### WORK TO COMPLETE:
Write out all of the data exactly as it appears.

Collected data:
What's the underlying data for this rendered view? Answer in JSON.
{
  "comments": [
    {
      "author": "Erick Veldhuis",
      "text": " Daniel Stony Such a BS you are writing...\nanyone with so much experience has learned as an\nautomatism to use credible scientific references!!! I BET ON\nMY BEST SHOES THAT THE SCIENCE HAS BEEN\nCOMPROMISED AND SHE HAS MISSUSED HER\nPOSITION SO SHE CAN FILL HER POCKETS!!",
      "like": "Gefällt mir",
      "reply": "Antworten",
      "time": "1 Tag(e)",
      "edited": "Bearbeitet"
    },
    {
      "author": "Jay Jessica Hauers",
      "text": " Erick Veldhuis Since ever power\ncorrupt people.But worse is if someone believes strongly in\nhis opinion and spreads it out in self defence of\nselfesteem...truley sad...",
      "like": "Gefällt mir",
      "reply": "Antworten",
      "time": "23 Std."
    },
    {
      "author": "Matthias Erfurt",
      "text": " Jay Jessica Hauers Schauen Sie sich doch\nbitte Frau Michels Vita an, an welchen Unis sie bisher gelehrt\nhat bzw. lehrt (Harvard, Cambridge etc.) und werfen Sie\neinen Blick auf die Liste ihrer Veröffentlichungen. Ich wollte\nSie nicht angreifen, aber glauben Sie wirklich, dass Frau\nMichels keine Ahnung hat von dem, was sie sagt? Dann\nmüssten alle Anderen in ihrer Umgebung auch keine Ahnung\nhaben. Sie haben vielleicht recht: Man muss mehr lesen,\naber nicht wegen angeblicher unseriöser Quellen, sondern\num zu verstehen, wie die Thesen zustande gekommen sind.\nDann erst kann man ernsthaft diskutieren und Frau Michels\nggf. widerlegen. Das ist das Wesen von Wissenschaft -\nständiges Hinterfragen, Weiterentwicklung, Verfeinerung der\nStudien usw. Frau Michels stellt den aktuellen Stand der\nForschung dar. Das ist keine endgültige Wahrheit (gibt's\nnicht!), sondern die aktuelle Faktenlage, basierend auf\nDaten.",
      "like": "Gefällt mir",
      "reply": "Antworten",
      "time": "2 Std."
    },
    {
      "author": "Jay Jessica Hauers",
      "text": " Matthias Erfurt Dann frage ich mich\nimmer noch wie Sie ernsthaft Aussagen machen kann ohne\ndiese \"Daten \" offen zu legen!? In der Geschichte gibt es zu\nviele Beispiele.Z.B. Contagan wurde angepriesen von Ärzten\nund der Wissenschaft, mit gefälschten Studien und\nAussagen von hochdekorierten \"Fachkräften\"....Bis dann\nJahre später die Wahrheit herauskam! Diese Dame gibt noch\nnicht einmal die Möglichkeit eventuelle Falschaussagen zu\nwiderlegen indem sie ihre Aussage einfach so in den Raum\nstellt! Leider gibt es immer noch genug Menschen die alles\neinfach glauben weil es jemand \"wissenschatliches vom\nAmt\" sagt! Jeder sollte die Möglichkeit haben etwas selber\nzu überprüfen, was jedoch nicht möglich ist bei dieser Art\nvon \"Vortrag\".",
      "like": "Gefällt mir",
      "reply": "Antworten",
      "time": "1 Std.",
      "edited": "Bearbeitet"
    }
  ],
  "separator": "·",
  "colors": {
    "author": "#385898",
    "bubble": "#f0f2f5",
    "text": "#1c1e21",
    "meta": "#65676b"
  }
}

### THE RESPONSE:
What's the underlying data for this rendered view? Answer in JSON.
{
  "comments": [
    {
      "author": "Erick Veldhuis",
      "text": " Daniel Stony Such a BS you are writing...\nanyone with so much experience has learned as an\nautomatism to use credible scientific references!!! I BET ON\nMY BEST SHOES THAT THE SCIENCE HAS BEEN\nCOMPROMISED AND SHE HAS MISSUSED HER\nPOSITION SO SHE CAN FILL HER POCKETS!!",
      "like": "Gefällt mir",
      "reply": "Antworten",
      "time": "1 Tag(e)",
      "edited": "Bearbeitet"
    },
    {
      "author": "Jay Jessica Hauers",
      "text": " Erick Veldhuis Since ever power\ncorrupt people.But worse is if someone believes strongly in\nhis opinion and spreads it out in self defence of\nselfesteem...truley sad...",
      "like": "Gefällt mir",
      "reply": "Antworten",
      "time": "23 Std."
    },
    {
      "author": "Matthias Erfurt",
      "text": " Jay Jessica Hauers Schauen Sie sich doch\nbitte Frau Michels Vita an, an welchen Unis sie bisher gelehrt\nhat bzw. lehrt (Harvard, Cambridge etc.) und werfen Sie\neinen Blick auf die Liste ihrer Veröffentlichungen. Ich wollte\nSie nicht angreifen, aber glauben Sie wirklich, dass Frau\nMichels keine Ahnung hat von dem, was sie sagt? Dann\nmüssten alle Anderen in ihrer Umgebung auch keine Ahnung\nhaben. Sie haben vielleicht recht: Man muss mehr lesen,\naber nicht wegen angeblicher unseriöser Quellen, sondern\num zu verstehen, wie die Thesen zustande gekommen sind.\nDann erst kann man ernsthaft diskutieren und Frau Michels\nggf. widerlegen. Das ist das Wesen von Wissenschaft -\nständiges Hinterfragen, Weiterentwicklung, Verfeinerung der\nStudien usw. Frau Michels stellt den aktuellen Stand der\nForschung dar. Das ist keine endgültige Wahrheit (gibt's\nnicht!), sondern die aktuelle Faktenlage, basierend auf\nDaten.",
      "like": "Gefällt mir",
      "reply": "Antworten",
      "time": "2 Std."
    },
    {
      "author": "Jay Jessica Hauers",
      "text": " Matthias Erfurt Dann frage ich mich\nimmer noch wie Sie ernsthaft Aussagen machen kann ohne\ndiese \"Daten \" offen zu legen!? In der Geschichte gibt es zu\nviele Beispiele.Z.B. Contagan wurde angepriesen von Ärzten\nund der Wissenschaft, mit gefälschten Studien und\nAussagen von hochdekorierten \"Fachkräften\"....Bis dann\nJahre später die Wahrheit herauskam! Diese Dame gibt noch\nnicht einmal die Möglichkeit eventuelle Falschaussagen zu\nwiderlegen indem sie ihre Aussage einfach so in den Raum\nstellt! Leider gibt es immer noch genug Menschen die alles\neinfach glauben weil es jemand \"wissenschatliches vom\nAmt\" sagt! Jeder sollte die Möglichkeit haben etwas selber\nzu überprüfen, was jedoch nicht möglich ist bei dieser Art\nvon \"Vortrag\".",
      "like": "Gefällt mir",
      "reply": "Antworten",
      "time": "1 Std.",
      "edited": "Bearbeitet"
    }
  ],
  "separator": "·",
  "colors": {
    "author": "#385898",
    "bubble": "#f0f2f5",
    "text": "#1c1e21",
    "meta": "#65676b"
  }
}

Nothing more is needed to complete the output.